Stored records:
────────

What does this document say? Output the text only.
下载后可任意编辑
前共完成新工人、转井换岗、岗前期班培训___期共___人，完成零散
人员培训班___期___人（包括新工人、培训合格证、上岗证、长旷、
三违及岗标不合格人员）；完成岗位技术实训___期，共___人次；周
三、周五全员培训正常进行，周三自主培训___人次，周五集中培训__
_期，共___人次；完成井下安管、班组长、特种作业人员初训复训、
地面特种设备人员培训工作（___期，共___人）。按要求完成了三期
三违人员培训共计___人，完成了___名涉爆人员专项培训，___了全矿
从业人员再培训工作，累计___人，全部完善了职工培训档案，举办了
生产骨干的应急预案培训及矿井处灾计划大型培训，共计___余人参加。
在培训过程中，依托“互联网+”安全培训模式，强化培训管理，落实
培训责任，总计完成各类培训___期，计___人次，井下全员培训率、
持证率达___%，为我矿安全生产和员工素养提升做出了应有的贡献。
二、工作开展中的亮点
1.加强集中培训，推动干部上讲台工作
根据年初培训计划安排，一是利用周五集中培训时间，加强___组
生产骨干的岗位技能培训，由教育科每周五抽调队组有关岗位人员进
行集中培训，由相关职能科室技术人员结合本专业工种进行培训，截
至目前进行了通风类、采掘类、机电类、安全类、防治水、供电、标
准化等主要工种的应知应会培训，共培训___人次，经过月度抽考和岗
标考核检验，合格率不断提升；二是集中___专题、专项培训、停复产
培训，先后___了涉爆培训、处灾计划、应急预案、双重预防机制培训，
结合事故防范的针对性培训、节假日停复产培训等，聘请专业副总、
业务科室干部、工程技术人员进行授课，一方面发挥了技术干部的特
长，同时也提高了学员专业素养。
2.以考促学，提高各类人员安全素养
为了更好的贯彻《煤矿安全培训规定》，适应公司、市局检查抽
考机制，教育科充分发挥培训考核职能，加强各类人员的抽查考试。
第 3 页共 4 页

────────

**STATED PROBLEM**. Your task is to print all of the records exactly.

**TASK SOLUTION**.
What does this document say? Output the text only.
下载后可任意编辑
前共完成新工人、转井换岗、岗前期班培训___期共___人，完成零散
人员培训班___期___人（包括新工人、培训合格证、上岗证、长旷、
三违及岗标不合格人员）；完成岗位技术实训___期，共___人次；周
三、周五全员培训正常进行，周三自主培训___人次，周五集中培训__
_期，共___人次；完成井下安管、班组长、特种作业人员初训复训、
地面特种设备人员培训工作（___期，共___人）。按要求完成了三期
三违人员培训共计___人，完成了___名涉爆人员专项培训，___了全矿
从业人员再培训工作，累计___人，全部完善了职工培训档案，举办了
生产骨干的应急预案培训及矿井处灾计划大型培训，共计___余人参加。
在培训过程中，依托“互联网+”安全培训模式，强化培训管理，落实
培训责任，总计完成各类培训___期，计___人次，井下全员培训率、
持证率达___%，为我矿安全生产和员工素养提升做出了应有的贡献。
二、工作开展中的亮点
1.加强集中培训，推动干部上讲台工作
根据年初培训计划安排，一是利用周五集中培训时间，加强___组
生产骨干的岗位技能培训，由教育科每周五抽调队组有关岗位人员进
行集中培训，由相关职能科室技术人员结合本专业工种进行培训，截
至目前进行了通风类、采掘类、机电类、安全类、防治水、供电、标
准化等主要工种的应知应会培训，共培训___人次，经过月度抽考和岗
标考核检验，合格率不断提升；二是集中___专题、专项培训、停复产
培训，先后___了涉爆培训、处灾计划、应急预案、双重预防机制培训，
结合事故防范的针对性培训、节假日停复产培训等，聘请专业副总、
业务科室干部、工程技术人员进行授课，一方面发挥了技术干部的特
长，同时也提高了学员专业素养。
2.以考促学，提高各类人员安全素养
为了更好的贯彻《煤矿安全培训规定》，适应公司、市局检查抽
考机制，教育科充分发挥培训考核职能，加强各类人员的抽查考试。
第 3 页共 4 页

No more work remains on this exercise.